**What the exercise asks:** Could you rewrite the records from the line with "y-axis-tick-label: 200 ops" up to and including the line with "y-axis-tick-label: 150 ops", swapping "ops" for "operations" and leaving everything else unchanged?

━━ Provided data ━━

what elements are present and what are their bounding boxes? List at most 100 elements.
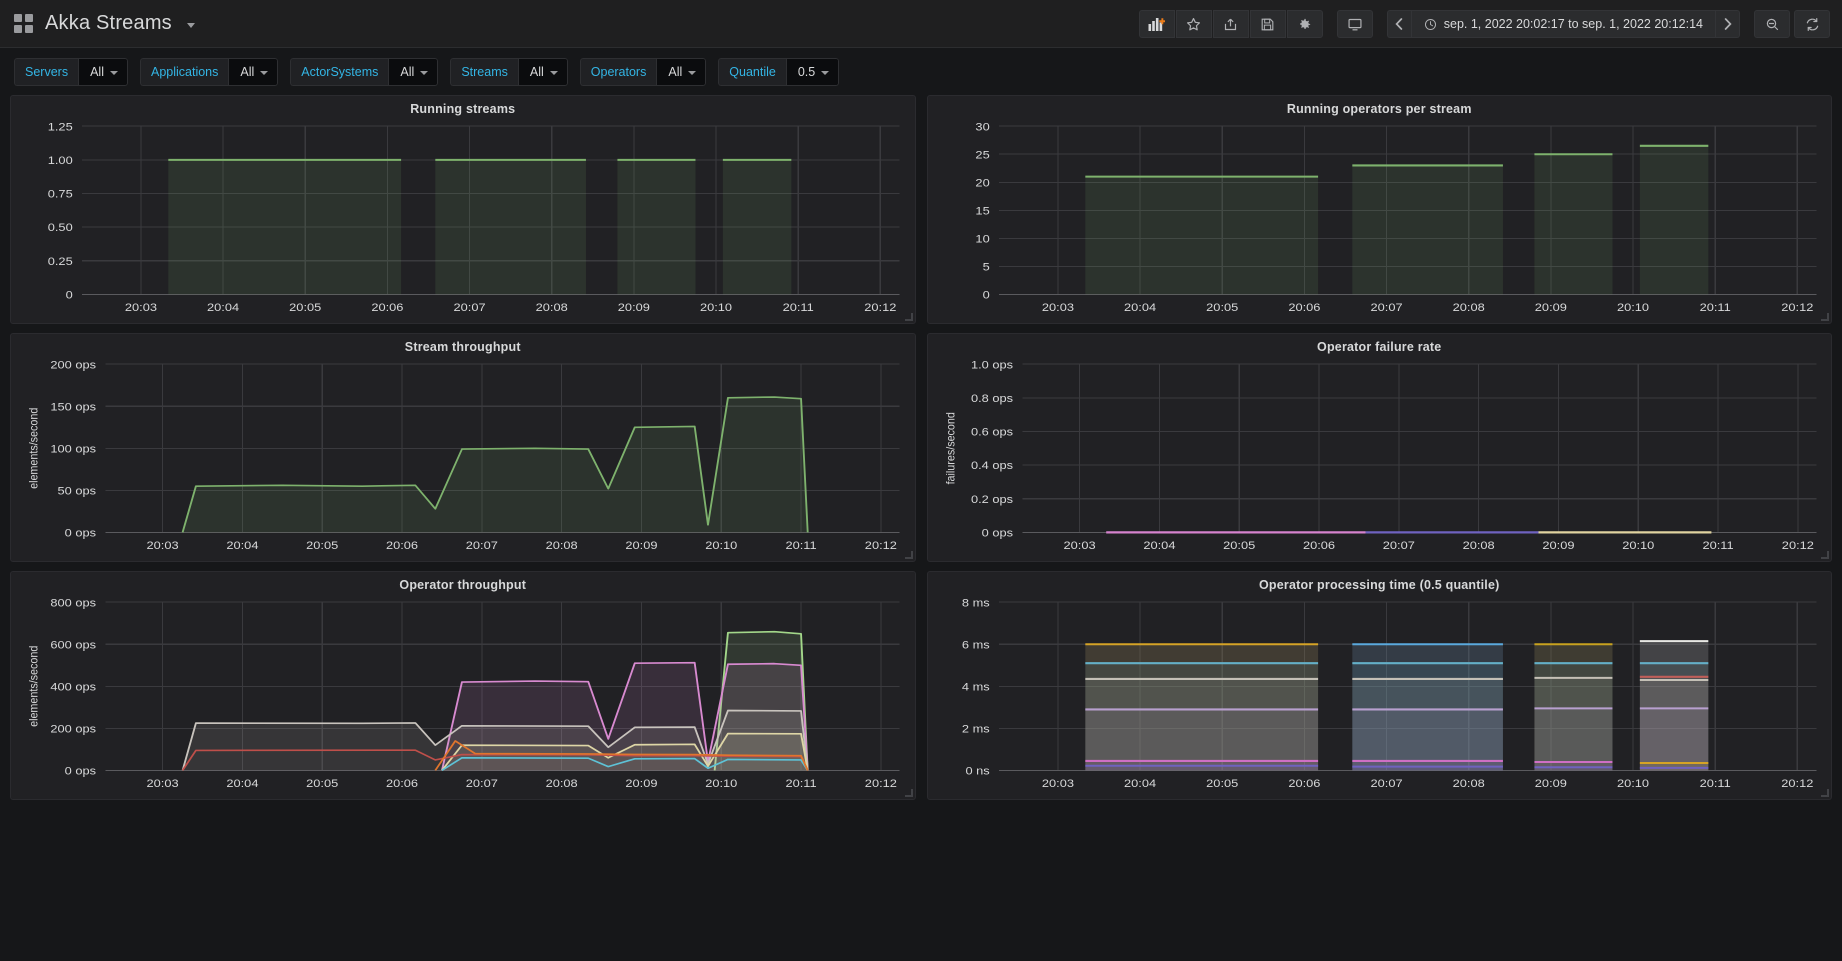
y-axis-tick-label: 200 ops bbox=[50, 722, 96, 735]
clock-icon bbox=[1424, 18, 1436, 30]
panel-stream-throughput[interactable]: Stream throughput 0 ops 50 ops 100 ops 150 … bbox=[10, 333, 916, 562]
y-axis-tick-label: 150 ops bbox=[50, 400, 96, 413]
panel-resize-handle[interactable] bbox=[904, 551, 913, 559]
panel-operator-processing-time[interactable]: Operator processing time (0.5 quantile) … bbox=[926, 571, 1832, 800]
y-axis-tick-label: 2 ms bbox=[961, 722, 989, 735]
panel-resize-handle[interactable] bbox=[904, 313, 913, 321]
x-axis-tick-label: 20:06 bbox=[1302, 539, 1334, 552]
series-group bbox=[181, 396, 809, 533]
variable-value-text-operators: All bbox=[668, 64, 683, 79]
variable-value-actorsystems[interactable]: All bbox=[388, 57, 439, 86]
x-axis-tick-label: 20:09 bbox=[1534, 777, 1566, 790]
y-axis-tick-label: 0.25 bbox=[48, 255, 73, 268]
panel-resize-handle[interactable] bbox=[1821, 789, 1829, 797]
grid-logo-icon[interactable] bbox=[14, 14, 33, 33]
x-axis-tick-label: 20:08 bbox=[546, 777, 578, 790]
cycle-view-mode-button[interactable] bbox=[1336, 10, 1373, 38]
y-axis-tick-label: 1.00 bbox=[48, 154, 73, 167]
variable-value-applications[interactable]: All bbox=[228, 57, 279, 86]
variable-value-streams[interactable]: All bbox=[517, 57, 568, 86]
chevron-down-icon bbox=[260, 70, 269, 75]
x-axis-tick-label: 20:05 bbox=[289, 301, 321, 314]
x-axis-tick-label: 20:10 bbox=[705, 777, 737, 790]
add-panel-button[interactable] bbox=[1138, 10, 1175, 38]
x-axis-tick-label: 20:05 bbox=[306, 539, 338, 552]
variable-value-quantile[interactable]: 0.5 bbox=[785, 57, 840, 86]
variable-value-text-servers: All bbox=[90, 64, 104, 79]
save-dashboard-button[interactable] bbox=[1249, 10, 1286, 38]
x-axis-tick-label: 20:03 bbox=[1041, 301, 1073, 314]
x-axis-tick-label: 20:11 bbox=[785, 777, 816, 790]
variable-value-servers[interactable]: All bbox=[78, 57, 128, 86]
variable-label-actorsystems: ActorSystems bbox=[290, 57, 389, 86]
y-axis-tick-label: 15 bbox=[975, 204, 990, 217]
x-axis-tick-label: 20:11 bbox=[783, 301, 814, 314]
x-axis-tick-label: 20:10 bbox=[1622, 539, 1654, 552]
y-axis-tick-label: 1.0 ops bbox=[970, 358, 1012, 371]
x-axis-tick-label: 20:08 bbox=[1452, 777, 1484, 790]
x-axis-tick-label: 20:10 bbox=[700, 301, 732, 314]
y-axis-tick-label: 50 ops bbox=[58, 484, 97, 497]
x-axis-tick-label: 20:08 bbox=[546, 539, 578, 552]
x-axis-tick-label: 20:12 bbox=[1781, 301, 1813, 314]
x-axis-tick-label: 20:12 bbox=[865, 777, 897, 790]
panel-running-operators-per-stream[interactable]: Running operators per stream 0 5 10 15 20 25 3… bbox=[926, 95, 1832, 324]
y-axis-tick-label: 0.4 ops bbox=[970, 459, 1012, 472]
panel-resize-handle[interactable] bbox=[1821, 551, 1829, 559]
variable-label-servers: Servers bbox=[14, 57, 79, 86]
y-axis-tick-label: 0 ops bbox=[65, 764, 96, 777]
refresh-dashboard-button[interactable] bbox=[1794, 10, 1830, 38]
dashboard-brand[interactable]: Akka Streams bbox=[14, 12, 195, 35]
y-axis-label: failures/second bbox=[945, 412, 958, 484]
dashboard-grid: Running streams 0 0.25 0.50 0.75 1.00 1.25 20:… bbox=[0, 95, 1842, 810]
y-axis-tick-label: 800 ops bbox=[50, 596, 96, 609]
panel-title: Operator failure rate bbox=[1317, 340, 1442, 354]
x-axis-tick-label: 20:06 bbox=[386, 539, 418, 552]
zoom-out-time-button[interactable] bbox=[1754, 10, 1790, 38]
y-axis-tick-label: 100 ops bbox=[50, 442, 96, 455]
panel-resize-handle[interactable] bbox=[1821, 313, 1829, 321]
plot-area[interactable]: 0 5 10 15 20 25 30 20:03 20:04 20:05 20:06 20:07 20:… bbox=[936, 118, 1824, 319]
y-axis-tick-label: 0 bbox=[982, 288, 989, 301]
plot-area[interactable]: 0 ops 200 ops 400 ops 600 ops 800 ops 20:03 20… bbox=[19, 594, 907, 795]
x-axis-tick-label: 20:08 bbox=[1462, 539, 1494, 552]
plot-area[interactable]: 0 ns 2 ms 4 ms 6 ms 8 ms 20:03 20:04 20:05 20:06… bbox=[936, 594, 1824, 795]
y-axis-tick-label: 1.25 bbox=[48, 120, 73, 133]
panel-resize-handle[interactable] bbox=[904, 789, 913, 797]
x-axis-tick-label: 20:06 bbox=[1288, 777, 1320, 790]
x-axis-tick-label: 20:05 bbox=[1206, 301, 1238, 314]
x-axis-tick-label: 20:09 bbox=[625, 539, 657, 552]
y-axis-tick-label: 25 bbox=[975, 148, 990, 161]
mark-favorite-button[interactable] bbox=[1175, 10, 1212, 38]
template-variables-bar: Servers All Applications All ActorSystem… bbox=[0, 48, 1842, 95]
chevron-down-icon[interactable] bbox=[186, 23, 195, 28]
panel-operator-throughput[interactable]: Operator throughput 0 ops 200 ops 400 ops 6… bbox=[10, 571, 916, 800]
x-axis-tick-label: 20:10 bbox=[705, 539, 737, 552]
variable-value-operators[interactable]: All bbox=[656, 57, 707, 86]
dashboard-settings-button[interactable] bbox=[1286, 10, 1323, 38]
x-axis-tick-label: 20:04 bbox=[226, 539, 258, 552]
y-axis-tick-label: 20 bbox=[975, 176, 990, 189]
plot-area[interactable]: 0 ops 0.2 ops 0.4 ops 0.6 ops 0.8 ops 1.0 ops… bbox=[936, 356, 1824, 557]
plot-area[interactable]: 0 ops 50 ops 100 ops 150 ops 200 ops 20:03 20:… bbox=[19, 356, 907, 557]
panel-title: Running operators per stream bbox=[1286, 102, 1472, 116]
panel-running-streams[interactable]: Running streams 0 0.25 0.50 0.75 1.00 1.25 20:… bbox=[10, 95, 916, 324]
variable-label-streams: Streams bbox=[450, 57, 518, 86]
time-range-next-button[interactable] bbox=[1716, 10, 1740, 38]
y-axis-tick-label: 8 ms bbox=[961, 596, 989, 609]
x-axis-tick-label: 20:10 bbox=[1616, 777, 1648, 790]
x-axis-tick-label: 20:09 bbox=[1534, 301, 1566, 314]
share-dashboard-button[interactable] bbox=[1212, 10, 1249, 38]
plot-area[interactable]: 0 0.25 0.50 0.75 1.00 1.25 20:03 20:04 20:05 20:0… bbox=[19, 118, 907, 319]
variable-servers: Servers All bbox=[14, 57, 128, 86]
time-range-prev-button[interactable] bbox=[1386, 10, 1411, 38]
variable-quantile: Quantile 0.5 bbox=[718, 57, 840, 86]
y-axis-tick-label: 0 ops bbox=[981, 526, 1012, 539]
x-axis-tick-label: 20:03 bbox=[147, 777, 179, 790]
x-axis-tick-label: 20:07 bbox=[1370, 777, 1402, 790]
y-axis-tick-label: 5 bbox=[982, 260, 989, 273]
y-axis-tick-label: 6 ms bbox=[961, 638, 989, 651]
time-range-picker[interactable]: sep. 1, 2022 20:02:17 to sep. 1, 2022 20… bbox=[1410, 10, 1716, 38]
panel-operator-failure-rate[interactable]: Operator failure rate 0 ops 0.2 ops 0.4 op… bbox=[926, 333, 1832, 562]
variable-applications: Applications All bbox=[139, 57, 279, 86]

━━━

**Reply to the exercise:**
y-axis-tick-label: 200 operations bbox=[50, 722, 96, 735]
clock-icon bbox=[1424, 18, 1436, 30]
panel-stream-throughput[interactable]: Stream throughput 0 operations 50 operations 100 operations 150 … bbox=[10, 333, 916, 562]
y-axis-tick-label: 150 operations bbox=[50, 400, 96, 413]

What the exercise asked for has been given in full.